- **Task**
Each entry must appear again exactly as it does in the source.
+ + +
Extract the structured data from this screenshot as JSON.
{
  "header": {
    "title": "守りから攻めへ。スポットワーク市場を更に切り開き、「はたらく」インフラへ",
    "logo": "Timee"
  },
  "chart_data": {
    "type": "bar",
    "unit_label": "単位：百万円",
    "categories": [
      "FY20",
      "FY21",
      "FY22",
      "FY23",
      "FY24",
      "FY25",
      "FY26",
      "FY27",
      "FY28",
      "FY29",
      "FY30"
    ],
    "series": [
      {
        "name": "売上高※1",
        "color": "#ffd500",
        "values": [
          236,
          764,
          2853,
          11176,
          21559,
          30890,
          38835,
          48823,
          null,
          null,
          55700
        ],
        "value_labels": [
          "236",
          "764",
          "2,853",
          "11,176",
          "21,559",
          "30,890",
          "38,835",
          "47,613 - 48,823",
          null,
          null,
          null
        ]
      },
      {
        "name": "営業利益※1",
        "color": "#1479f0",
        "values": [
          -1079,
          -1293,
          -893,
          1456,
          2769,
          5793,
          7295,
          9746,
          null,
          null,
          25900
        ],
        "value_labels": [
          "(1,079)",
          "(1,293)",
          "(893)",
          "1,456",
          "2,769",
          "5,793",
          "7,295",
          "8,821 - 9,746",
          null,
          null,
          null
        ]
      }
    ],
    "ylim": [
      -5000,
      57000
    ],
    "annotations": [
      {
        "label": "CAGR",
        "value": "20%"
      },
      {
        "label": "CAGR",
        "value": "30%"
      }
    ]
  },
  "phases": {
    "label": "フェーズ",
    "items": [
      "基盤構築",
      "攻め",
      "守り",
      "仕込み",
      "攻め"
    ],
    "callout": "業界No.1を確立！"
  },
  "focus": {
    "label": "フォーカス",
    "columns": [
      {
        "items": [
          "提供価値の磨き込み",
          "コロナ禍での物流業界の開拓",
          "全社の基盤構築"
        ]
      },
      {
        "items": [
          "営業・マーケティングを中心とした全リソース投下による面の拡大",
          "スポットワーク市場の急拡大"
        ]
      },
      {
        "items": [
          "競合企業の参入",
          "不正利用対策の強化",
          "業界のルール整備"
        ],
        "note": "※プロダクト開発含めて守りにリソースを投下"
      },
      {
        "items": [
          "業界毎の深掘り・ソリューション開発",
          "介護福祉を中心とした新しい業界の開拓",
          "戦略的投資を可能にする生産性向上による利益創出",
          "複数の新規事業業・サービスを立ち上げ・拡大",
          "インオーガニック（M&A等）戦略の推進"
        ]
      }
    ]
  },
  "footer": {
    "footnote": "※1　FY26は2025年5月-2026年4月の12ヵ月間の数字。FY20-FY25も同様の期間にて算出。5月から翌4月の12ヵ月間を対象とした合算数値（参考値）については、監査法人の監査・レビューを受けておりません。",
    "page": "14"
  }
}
+ + +
- **Correct response**
Extract the structured data from this screenshot as JSON.
{
  "header": {
    "title": "守りから攻めへ。スポットワーク市場を更に切り開き、「はたらく」インフラへ",
    "logo": "Timee"
  },
  "chart_data": {
    "type": "bar",
    "unit_label": "単位：百万円",
    "categories": [
      "FY20",
      "FY21",
      "FY22",
      "FY23",
      "FY24",
      "FY25",
      "FY26",
      "FY27",
      "FY28",
      "FY29",
      "FY30"
    ],
    "series": [
      {
        "name": "売上高※1",
        "color": "#ffd500",
        "values": [
          236,
          764,
          2853,
          11176,
          21559,
          30890,
          38835,
          48823,
          null,
          null,
          55700
        ],
        "value_labels": [
          "236",
          "764",
          "2,853",
          "11,176",
          "21,559",
          "30,890",
          "38,835",
          "47,613 - 48,823",
          null,
          null,
          null
        ]
      },
      {
        "name": "営業利益※1",
        "color": "#1479f0",
        "values": [
          -1079,
          -1293,
          -893,
          1456,
          2769,
          5793,
          7295,
          9746,
          null,
          null,
          25900
        ],
        "value_labels": [
          "(1,079)",
          "(1,293)",
          "(893)",
          "1,456",
          "2,769",
          "5,793",
          "7,295",
          "8,821 - 9,746",
          null,
          null,
          null
        ]
      }
    ],
    "ylim": [
      -5000,
      57000
    ],
    "annotations": [
      {
        "label": "CAGR",
        "value": "20%"
      },
      {
        "label": "CAGR",
        "value": "30%"
      }
    ]
  },
  "phases": {
    "label": "フェーズ",
    "items": [
      "基盤構築",
      "攻め",
      "守り",
      "仕込み",
      "攻め"
    ],
    "callout": "業界No.1を確立！"
  },
  "focus": {
    "label": "フォーカス",
    "columns": [
      {
        "items": [
          "提供価値の磨き込み",
          "コロナ禍での物流業界の開拓",
          "全社の基盤構築"
        ]
      },
      {
        "items": [
          "営業・マーケティングを中心とした全リソース投下による面の拡大",
          "スポットワーク市場の急拡大"
        ]
      },
      {
        "items": [
          "競合企業の参入",
          "不正利用対策の強化",
          "業界のルール整備"
        ],
        "note": "※プロダクト開発含めて守りにリソースを投下"
      },
      {
        "items": [
          "業界毎の深掘り・ソリューション開発",
          "介護福祉を中心とした新しい業界の開拓",
          "戦略的投資を可能にする生産性向上による利益創出",
          "複数の新規事業業・サービスを立ち上げ・拡大",
          "インオーガニック（M&A等）戦略の推進"
        ]
      }
    ]
  },
  "footer": {
    "footnote": "※1　FY26は2025年5月-2026年4月の12ヵ月間の数字。FY20-FY25も同様の期間にて算出。5月から翌4月の12ヵ月間を対象とした合算数値（参考値）については、監査法人の監査・レビューを受けておりません。",
    "page": "14"
  }
}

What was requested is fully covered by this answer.